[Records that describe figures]
******************************

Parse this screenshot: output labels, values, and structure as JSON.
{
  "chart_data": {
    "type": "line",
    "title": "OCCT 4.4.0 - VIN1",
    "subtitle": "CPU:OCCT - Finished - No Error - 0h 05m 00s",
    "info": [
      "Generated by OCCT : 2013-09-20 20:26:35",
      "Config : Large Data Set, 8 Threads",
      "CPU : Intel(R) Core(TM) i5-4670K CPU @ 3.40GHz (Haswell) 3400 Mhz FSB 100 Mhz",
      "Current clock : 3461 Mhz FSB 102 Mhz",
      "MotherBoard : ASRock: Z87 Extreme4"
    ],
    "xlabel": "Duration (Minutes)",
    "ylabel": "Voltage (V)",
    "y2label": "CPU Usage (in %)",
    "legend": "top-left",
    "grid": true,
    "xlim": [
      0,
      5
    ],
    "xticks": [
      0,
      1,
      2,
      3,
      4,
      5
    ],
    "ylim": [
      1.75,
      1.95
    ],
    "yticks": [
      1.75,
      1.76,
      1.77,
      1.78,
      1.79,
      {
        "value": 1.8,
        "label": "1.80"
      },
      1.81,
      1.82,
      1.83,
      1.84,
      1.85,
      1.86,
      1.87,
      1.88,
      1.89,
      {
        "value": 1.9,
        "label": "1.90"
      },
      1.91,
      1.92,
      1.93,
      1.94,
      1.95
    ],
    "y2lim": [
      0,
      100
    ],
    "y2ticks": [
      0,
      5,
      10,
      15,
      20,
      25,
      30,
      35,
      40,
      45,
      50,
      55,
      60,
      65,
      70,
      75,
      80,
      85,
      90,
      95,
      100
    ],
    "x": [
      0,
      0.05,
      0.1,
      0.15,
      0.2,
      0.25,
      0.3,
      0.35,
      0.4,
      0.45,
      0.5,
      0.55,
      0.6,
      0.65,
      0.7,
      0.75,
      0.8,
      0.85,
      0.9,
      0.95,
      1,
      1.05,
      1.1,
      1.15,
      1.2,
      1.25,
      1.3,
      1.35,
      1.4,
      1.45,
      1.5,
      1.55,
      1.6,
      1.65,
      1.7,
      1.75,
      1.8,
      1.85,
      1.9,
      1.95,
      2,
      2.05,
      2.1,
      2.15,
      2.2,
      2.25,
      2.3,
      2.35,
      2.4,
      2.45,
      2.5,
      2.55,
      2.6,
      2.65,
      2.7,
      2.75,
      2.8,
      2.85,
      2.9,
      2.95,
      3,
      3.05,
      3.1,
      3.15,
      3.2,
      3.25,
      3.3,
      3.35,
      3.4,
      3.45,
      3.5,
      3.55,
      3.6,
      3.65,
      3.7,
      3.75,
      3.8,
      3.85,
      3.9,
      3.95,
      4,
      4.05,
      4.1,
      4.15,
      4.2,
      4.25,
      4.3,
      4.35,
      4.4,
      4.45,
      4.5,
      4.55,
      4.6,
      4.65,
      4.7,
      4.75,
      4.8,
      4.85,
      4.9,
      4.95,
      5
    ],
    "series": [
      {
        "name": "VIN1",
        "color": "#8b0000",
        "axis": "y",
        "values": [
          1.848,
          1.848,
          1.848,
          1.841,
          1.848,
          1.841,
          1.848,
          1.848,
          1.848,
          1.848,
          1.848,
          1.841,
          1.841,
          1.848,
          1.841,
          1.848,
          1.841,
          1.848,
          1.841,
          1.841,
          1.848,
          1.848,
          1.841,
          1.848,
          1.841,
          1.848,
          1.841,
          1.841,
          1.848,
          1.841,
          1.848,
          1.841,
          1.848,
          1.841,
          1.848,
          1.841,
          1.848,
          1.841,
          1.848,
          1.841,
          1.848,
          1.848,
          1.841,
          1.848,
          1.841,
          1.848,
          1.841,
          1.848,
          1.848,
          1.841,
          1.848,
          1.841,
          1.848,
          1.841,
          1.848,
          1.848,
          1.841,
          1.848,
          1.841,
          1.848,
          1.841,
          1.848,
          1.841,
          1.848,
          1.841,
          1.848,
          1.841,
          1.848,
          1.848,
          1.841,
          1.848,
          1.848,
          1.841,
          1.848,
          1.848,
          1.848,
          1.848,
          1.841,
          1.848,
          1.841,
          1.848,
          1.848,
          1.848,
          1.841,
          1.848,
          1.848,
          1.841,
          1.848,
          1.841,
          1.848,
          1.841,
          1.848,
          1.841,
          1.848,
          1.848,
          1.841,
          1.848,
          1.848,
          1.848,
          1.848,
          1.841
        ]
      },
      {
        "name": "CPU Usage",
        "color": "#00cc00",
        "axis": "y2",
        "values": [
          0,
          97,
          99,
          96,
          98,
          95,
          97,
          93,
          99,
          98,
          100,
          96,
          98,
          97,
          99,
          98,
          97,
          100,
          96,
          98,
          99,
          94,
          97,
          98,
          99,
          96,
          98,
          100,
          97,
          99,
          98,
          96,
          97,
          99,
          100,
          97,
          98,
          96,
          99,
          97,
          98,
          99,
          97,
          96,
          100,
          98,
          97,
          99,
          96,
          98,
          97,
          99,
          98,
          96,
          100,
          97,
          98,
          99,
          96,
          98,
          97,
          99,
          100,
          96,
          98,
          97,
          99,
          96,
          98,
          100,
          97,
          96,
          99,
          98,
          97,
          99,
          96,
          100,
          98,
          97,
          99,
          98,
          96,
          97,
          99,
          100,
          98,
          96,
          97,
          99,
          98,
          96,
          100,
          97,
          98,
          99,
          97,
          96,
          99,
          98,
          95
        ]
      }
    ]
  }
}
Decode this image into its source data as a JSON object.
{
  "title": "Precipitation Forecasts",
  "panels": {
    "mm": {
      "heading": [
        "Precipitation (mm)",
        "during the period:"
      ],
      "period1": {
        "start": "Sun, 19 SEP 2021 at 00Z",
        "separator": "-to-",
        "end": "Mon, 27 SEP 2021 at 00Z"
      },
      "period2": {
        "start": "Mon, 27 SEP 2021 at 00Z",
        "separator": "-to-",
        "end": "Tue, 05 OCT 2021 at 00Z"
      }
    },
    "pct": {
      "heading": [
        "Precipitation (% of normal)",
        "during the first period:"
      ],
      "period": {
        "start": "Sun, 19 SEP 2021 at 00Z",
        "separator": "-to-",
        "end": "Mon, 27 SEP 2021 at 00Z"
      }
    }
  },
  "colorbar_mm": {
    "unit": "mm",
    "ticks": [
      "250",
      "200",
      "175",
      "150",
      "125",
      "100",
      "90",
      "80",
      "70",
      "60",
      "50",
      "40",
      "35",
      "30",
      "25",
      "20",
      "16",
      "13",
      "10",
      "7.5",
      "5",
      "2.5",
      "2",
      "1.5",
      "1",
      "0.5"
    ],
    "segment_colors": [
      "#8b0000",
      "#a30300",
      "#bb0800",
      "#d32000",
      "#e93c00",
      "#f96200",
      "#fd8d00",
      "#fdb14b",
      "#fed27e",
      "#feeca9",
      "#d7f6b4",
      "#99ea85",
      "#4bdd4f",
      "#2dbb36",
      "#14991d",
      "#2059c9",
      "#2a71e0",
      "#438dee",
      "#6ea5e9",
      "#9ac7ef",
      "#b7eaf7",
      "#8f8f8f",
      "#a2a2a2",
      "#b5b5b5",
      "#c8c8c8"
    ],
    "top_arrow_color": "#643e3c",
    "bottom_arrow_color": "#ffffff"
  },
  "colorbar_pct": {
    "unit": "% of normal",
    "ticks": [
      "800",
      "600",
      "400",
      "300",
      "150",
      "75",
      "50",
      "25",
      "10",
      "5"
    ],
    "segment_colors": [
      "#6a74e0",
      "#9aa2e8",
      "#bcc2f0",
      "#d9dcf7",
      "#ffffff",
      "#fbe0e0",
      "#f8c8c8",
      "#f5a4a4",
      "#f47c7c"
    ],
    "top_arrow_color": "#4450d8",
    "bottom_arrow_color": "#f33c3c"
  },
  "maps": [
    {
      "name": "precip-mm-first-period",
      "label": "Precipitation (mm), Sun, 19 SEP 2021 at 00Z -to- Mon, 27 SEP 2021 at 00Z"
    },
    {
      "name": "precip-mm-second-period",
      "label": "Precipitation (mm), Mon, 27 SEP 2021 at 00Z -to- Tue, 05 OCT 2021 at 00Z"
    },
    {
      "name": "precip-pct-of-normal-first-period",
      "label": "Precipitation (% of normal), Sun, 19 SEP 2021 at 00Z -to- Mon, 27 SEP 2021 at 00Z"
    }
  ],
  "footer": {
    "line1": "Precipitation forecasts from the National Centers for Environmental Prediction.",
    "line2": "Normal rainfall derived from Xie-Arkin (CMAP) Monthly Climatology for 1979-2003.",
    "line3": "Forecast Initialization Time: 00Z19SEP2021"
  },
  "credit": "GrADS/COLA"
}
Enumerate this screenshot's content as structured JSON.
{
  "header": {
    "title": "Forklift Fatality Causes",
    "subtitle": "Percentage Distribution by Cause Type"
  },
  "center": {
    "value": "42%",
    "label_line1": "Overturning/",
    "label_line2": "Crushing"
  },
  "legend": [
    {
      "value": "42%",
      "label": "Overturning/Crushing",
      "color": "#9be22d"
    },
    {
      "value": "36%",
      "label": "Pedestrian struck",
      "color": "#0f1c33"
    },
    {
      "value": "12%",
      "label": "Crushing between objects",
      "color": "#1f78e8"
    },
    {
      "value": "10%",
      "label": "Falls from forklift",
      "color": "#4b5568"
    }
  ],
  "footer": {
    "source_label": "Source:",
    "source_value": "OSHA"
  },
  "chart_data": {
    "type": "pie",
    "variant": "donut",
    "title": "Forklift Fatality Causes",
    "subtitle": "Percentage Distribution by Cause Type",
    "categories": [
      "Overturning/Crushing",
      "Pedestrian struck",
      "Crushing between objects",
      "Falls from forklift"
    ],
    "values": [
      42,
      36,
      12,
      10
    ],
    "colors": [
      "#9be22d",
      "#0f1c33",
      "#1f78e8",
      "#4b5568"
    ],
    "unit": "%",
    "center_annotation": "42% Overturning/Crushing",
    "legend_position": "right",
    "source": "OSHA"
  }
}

******************************

WHAT IS BEING ASKED →
Extract, exactly as they appear, the lines from the one containing "Enumerate this screenshot's" through the final line.

TASK ANSWER →
Enumerate this screenshot's content as structured JSON.
{
  "header": {
    "title": "Forklift Fatality Causes",
    "subtitle": "Percentage Distribution by Cause Type"
  },
  "center": {
    "value": "42%",
    "label_line1": "Overturning/",
    "label_line2": "Crushing"
  },
  "legend": [
    {
      "value": "42%",
      "label": "Overturning/Crushing",
      "color": "#9be22d"
    },
    {
      "value": "36%",
      "label": "Pedestrian struck",
      "color": "#0f1c33"
    },
    {
      "value": "12%",
      "label": "Crushing between objects",
      "color": "#1f78e8"
    },
    {
      "value": "10%",
      "label": "Falls from forklift",
      "color": "#4b5568"
    }
  ],
  "footer": {
    "source_label": "Source:",
    "source_value": "OSHA"
  },
  "chart_data": {
    "type": "pie",
    "variant": "donut",
    "title": "Forklift Fatality Causes",
    "subtitle": "Percentage Distribution by Cause Type",
    "categories": [
      "Overturning/Crushing",
      "Pedestrian struck",
      "Crushing between objects",
      "Falls from forklift"
    ],
    "values": [
      42,
      36,
      12,
      10
    ],
    "colors": [
      "#9be22d",
      "#0f1c33",
      "#1f78e8",
      "#4b5568"
    ],
    "unit": "%",
    "center_annotation": "42% Overturning/Crushing",
    "legend_position": "right",
    "source": "OSHA"
  }
}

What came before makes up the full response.